- [WORK REQUIRED]:
Collect all lines from the listing that include the string "type".

- [Stored records]:
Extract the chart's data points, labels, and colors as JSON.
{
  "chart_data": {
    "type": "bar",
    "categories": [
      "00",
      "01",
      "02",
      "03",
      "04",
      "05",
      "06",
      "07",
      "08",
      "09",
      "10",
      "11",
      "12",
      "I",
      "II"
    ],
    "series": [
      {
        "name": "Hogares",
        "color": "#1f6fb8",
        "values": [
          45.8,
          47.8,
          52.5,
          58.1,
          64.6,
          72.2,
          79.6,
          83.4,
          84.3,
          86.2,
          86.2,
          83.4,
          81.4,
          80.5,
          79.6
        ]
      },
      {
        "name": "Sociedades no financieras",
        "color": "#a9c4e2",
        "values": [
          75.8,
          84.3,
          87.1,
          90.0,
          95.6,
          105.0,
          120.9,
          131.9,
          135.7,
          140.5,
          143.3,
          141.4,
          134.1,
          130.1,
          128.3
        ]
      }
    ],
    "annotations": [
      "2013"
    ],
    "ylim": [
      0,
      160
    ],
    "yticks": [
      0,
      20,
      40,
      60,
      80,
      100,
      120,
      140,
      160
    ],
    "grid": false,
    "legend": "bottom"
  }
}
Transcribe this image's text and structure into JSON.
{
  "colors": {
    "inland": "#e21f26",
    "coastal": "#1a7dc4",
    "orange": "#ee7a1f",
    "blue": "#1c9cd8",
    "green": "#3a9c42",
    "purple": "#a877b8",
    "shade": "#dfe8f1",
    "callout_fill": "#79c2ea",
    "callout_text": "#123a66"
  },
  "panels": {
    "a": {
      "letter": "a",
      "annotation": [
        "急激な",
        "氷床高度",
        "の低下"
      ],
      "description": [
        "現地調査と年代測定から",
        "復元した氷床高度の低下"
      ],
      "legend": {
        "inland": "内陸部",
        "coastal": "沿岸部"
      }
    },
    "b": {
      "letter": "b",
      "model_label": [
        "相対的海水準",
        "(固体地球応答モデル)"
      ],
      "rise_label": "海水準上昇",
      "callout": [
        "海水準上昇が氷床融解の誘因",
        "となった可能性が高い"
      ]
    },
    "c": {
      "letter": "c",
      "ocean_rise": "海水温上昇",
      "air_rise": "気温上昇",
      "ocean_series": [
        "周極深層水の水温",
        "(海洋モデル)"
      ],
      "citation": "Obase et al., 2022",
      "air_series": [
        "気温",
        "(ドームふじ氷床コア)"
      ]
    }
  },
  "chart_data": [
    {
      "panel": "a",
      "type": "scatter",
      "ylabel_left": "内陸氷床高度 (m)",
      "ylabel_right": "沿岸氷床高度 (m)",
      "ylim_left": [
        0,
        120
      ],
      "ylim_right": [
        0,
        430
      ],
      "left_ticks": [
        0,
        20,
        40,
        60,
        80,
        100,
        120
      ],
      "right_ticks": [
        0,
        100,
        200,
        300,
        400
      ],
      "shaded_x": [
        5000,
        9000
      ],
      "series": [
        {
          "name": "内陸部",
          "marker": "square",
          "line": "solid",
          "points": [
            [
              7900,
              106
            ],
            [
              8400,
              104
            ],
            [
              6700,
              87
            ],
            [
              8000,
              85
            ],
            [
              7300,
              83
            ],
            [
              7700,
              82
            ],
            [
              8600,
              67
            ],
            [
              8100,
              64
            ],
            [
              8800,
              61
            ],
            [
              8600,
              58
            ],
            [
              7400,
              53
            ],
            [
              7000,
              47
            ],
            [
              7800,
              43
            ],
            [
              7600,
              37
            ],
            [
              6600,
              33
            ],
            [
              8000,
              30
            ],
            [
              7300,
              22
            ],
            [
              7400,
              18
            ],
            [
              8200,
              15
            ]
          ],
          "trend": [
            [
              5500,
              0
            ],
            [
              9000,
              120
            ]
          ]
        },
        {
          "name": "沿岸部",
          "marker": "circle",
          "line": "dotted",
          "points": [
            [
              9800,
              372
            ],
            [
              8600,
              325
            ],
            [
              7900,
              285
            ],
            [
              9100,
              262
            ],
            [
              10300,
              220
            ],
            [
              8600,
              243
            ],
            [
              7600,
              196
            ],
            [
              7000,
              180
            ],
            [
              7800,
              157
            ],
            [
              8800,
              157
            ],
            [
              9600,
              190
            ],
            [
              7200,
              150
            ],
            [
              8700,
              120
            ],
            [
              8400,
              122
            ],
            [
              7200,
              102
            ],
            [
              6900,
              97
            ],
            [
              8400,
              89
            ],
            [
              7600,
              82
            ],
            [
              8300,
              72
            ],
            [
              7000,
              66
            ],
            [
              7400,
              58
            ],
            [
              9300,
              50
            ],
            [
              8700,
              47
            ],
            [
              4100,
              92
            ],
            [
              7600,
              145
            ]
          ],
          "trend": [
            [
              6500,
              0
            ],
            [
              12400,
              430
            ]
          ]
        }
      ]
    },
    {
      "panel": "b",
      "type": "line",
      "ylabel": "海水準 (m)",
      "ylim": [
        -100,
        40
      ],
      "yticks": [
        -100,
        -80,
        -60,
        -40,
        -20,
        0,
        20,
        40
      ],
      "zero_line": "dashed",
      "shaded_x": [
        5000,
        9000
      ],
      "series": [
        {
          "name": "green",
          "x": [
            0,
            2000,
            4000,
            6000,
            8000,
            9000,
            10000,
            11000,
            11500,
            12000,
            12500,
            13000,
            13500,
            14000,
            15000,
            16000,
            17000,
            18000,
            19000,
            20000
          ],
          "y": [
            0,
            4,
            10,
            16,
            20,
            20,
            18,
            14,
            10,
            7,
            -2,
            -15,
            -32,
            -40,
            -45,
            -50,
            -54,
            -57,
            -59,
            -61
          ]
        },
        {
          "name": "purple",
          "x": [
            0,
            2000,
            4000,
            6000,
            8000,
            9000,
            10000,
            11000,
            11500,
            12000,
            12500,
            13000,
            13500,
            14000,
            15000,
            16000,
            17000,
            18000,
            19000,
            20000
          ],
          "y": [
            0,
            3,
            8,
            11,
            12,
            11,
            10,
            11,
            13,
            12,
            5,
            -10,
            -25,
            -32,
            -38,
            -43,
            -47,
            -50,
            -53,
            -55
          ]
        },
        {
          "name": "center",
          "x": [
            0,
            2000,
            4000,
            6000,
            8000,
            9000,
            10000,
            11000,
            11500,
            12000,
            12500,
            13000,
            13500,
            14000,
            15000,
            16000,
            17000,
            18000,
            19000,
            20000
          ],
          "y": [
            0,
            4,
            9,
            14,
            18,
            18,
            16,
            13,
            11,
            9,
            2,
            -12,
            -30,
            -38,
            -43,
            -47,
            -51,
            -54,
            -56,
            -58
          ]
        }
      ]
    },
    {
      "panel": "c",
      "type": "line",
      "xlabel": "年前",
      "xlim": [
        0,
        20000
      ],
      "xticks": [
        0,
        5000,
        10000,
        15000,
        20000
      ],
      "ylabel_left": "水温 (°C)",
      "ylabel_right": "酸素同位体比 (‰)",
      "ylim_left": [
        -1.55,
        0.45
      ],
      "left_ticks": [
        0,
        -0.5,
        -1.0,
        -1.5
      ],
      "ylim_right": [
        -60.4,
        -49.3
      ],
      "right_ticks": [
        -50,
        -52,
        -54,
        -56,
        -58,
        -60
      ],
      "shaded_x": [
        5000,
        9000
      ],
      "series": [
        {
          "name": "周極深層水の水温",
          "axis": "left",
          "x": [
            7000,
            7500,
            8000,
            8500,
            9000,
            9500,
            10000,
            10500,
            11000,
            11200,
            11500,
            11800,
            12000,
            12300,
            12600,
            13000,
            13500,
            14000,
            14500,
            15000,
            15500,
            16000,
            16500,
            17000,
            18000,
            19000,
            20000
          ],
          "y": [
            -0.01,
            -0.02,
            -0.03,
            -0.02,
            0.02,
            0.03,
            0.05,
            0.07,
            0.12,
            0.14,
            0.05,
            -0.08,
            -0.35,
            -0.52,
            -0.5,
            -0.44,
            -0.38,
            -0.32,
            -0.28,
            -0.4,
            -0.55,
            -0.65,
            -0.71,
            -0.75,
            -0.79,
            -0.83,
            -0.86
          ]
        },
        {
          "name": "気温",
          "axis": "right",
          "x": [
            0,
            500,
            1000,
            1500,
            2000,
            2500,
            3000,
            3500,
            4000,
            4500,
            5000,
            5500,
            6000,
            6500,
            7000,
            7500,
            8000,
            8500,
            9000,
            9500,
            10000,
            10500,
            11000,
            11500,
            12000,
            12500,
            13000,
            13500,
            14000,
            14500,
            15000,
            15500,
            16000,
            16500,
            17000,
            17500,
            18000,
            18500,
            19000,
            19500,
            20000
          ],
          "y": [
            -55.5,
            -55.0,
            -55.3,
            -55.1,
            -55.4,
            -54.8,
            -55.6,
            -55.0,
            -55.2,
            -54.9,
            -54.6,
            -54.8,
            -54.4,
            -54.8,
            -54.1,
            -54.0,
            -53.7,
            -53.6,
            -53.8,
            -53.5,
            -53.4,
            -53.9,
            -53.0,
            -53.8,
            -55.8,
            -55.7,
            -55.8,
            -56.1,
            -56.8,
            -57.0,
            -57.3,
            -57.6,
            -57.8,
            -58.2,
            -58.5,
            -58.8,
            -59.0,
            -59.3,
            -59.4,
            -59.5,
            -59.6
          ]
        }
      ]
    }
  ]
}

- [SOLUTION FOR THIS PROBLEM]:
    "type": "bar",
      "type": "scatter",
      "type": "line",
      "type": "line",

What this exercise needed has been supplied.